» **Quoted passage**
= = = =
The Matrix Resurrections (2021)

Rating: C-

Dir: Lana Wachowski
Star: Keanu Reeves, Jessica Henwick, Carrie-Anne Moss, Yahya Abdul-Mateen II

At the end of the film, a crappy cover version by a female singer of a Rage Against the Machine song plays. A more appropriate metaphor for the movie would be hard to find. Well, maybe not. Turns out, the band responsible became notorious a few weeks back, when the lead singer pissed on a fan during a live performance of the same song. That may be an even more appropriate parallel.
= = = =
Records from a dataset:
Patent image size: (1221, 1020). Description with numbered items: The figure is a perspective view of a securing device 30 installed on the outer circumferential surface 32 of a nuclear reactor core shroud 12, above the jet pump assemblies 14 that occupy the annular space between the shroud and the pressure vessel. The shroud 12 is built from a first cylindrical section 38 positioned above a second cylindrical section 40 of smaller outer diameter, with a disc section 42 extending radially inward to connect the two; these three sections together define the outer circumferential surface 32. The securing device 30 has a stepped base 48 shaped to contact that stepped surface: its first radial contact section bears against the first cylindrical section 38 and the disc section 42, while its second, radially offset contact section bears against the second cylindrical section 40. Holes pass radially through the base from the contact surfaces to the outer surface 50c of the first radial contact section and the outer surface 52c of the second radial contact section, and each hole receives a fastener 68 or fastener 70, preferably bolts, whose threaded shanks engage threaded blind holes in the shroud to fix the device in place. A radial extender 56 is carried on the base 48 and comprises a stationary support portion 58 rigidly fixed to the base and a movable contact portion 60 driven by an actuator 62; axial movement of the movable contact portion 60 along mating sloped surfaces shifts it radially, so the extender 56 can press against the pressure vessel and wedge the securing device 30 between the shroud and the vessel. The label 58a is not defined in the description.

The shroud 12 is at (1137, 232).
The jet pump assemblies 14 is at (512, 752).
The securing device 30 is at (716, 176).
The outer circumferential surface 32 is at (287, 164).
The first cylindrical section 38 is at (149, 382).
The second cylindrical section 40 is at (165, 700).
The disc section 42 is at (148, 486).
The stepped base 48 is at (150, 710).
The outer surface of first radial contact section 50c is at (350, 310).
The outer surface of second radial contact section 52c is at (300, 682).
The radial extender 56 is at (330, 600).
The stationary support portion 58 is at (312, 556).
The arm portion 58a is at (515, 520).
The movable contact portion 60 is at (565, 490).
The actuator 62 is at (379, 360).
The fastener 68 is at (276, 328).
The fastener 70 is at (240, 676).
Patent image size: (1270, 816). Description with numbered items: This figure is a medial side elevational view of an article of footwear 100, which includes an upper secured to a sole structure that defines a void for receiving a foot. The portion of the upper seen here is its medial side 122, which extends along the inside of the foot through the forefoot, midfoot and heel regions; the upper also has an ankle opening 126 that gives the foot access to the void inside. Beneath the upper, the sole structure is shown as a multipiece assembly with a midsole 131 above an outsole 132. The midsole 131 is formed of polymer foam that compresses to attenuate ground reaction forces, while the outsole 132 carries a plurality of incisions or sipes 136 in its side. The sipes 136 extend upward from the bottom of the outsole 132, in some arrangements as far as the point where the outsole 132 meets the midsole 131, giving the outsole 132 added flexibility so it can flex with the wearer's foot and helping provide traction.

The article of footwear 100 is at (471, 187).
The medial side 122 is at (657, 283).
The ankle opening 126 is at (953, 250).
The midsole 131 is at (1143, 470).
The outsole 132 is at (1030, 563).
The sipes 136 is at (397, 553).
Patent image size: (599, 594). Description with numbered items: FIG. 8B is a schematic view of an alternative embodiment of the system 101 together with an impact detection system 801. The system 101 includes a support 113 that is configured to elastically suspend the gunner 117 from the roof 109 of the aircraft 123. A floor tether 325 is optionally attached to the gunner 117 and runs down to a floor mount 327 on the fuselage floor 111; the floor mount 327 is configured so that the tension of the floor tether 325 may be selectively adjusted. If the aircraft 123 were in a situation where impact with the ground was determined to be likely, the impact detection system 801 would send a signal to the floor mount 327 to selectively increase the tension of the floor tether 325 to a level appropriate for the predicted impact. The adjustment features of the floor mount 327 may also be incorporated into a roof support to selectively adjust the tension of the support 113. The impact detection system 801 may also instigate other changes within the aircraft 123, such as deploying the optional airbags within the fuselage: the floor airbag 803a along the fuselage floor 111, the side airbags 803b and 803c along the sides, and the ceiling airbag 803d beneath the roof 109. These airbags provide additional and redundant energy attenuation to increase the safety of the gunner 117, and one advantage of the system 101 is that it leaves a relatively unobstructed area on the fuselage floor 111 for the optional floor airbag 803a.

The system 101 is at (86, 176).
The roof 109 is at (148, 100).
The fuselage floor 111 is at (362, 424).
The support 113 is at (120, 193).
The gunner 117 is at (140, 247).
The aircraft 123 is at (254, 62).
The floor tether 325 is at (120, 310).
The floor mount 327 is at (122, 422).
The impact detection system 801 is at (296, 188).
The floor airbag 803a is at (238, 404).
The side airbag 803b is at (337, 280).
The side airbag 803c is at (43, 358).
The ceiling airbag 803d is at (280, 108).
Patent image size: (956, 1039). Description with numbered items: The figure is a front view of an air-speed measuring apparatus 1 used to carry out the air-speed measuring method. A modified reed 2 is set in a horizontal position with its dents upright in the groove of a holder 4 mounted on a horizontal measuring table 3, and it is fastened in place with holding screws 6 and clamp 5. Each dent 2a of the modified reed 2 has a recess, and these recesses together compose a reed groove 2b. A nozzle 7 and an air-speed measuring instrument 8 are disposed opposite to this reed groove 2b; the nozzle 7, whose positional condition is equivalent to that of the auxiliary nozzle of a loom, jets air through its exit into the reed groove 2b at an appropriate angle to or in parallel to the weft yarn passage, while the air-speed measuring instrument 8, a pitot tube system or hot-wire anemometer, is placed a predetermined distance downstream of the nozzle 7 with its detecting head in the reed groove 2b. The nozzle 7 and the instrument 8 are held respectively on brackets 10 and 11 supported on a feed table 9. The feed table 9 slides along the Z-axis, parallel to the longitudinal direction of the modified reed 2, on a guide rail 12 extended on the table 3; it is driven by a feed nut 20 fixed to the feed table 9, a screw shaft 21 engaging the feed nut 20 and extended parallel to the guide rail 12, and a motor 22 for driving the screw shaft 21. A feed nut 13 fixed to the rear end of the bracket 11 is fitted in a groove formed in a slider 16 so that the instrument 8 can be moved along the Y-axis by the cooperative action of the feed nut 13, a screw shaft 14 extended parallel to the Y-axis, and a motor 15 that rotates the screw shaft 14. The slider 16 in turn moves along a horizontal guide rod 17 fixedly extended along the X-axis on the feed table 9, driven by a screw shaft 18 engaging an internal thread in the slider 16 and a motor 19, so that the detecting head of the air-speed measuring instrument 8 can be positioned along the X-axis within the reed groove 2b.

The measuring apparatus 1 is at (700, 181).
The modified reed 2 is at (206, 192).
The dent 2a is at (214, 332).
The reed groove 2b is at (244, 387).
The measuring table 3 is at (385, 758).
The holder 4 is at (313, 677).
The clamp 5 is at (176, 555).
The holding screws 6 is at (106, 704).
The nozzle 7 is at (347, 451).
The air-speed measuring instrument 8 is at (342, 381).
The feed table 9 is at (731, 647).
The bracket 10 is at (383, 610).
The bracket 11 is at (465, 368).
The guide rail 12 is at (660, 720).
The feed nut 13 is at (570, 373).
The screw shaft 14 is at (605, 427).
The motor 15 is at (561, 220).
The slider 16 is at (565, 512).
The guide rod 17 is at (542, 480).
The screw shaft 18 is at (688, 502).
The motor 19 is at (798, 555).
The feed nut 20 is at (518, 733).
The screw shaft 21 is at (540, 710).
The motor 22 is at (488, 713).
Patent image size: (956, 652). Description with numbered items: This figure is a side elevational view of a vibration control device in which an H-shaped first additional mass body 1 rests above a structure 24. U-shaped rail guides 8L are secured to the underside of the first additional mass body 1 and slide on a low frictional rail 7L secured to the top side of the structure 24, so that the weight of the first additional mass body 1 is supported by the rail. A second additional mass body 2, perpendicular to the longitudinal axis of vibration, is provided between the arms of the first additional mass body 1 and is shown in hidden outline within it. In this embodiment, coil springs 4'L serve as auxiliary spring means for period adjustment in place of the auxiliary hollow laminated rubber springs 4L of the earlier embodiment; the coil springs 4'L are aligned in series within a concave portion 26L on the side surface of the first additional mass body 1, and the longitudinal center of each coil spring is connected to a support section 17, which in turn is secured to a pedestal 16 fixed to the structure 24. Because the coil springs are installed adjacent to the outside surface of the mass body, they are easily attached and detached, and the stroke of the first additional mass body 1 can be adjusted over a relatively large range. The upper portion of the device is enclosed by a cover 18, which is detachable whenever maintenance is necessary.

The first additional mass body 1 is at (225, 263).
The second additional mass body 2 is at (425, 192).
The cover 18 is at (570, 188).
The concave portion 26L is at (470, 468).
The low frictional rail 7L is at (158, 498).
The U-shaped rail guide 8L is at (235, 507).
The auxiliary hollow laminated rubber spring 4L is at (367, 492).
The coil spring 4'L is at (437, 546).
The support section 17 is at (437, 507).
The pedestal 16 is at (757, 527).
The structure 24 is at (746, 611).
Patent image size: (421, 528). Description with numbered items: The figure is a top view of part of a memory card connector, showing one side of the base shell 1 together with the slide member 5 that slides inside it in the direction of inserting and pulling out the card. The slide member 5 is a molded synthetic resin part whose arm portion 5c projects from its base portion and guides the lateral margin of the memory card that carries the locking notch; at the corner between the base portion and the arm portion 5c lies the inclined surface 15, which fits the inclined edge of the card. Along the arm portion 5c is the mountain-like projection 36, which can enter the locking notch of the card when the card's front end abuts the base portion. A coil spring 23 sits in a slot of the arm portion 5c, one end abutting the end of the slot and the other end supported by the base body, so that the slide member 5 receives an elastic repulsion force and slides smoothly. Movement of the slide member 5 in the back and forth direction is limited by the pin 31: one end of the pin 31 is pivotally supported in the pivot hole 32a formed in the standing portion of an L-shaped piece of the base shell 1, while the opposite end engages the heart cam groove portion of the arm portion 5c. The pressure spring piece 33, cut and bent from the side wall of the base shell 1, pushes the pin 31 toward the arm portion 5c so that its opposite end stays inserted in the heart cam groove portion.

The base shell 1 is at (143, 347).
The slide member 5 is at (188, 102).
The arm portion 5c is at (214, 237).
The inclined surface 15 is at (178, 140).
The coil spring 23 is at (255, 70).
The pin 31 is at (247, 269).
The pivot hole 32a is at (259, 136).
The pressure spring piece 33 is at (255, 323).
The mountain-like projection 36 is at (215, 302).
= = = =
» **Tasks**
[A] Answer these questions about the review of The Matrix Resurrections:
(i) What rating does the review give the film?
(ii) Who is listed as the director?
(iii) Whose song is covered in the version that plays at the end of the film?
[B] Extend the review of The Matrix Resurrections by writing what comes next, starting right after its last sentence.

» **Answers**
[A]
(i) C-
(ii) Lana Wachowski
(iii) Rage Against the Machine

[B]
22 years since the Wachowski Brothers Siblings Sisters revolutionized cinema. Their career arc since has been almost relentlessly down, though I speak as someone who liked Matrix Revolutions much more than most. But their stuff after the trilogy? Eek. Speed Racer is the biggest-budget film I’ve turned off in the middle, and nothing else I’ve seen convinced me The Matrix wasn’t a fluke. But maybe going back to their roots would reignite the amazing creative spark demonstrated by the original? For about 30 minutes here, it seemed it might work. It was almost a reboot, with Thomas Anderson (Reeves) now the world’s top game designer, who had created The Matrix. Or had it created him? Once more, he must choose between blue and red pills, and up to that point, the sense of queasy uncertainty about reality is beautifully balanced, along with some jabs at interpretations of the first movie.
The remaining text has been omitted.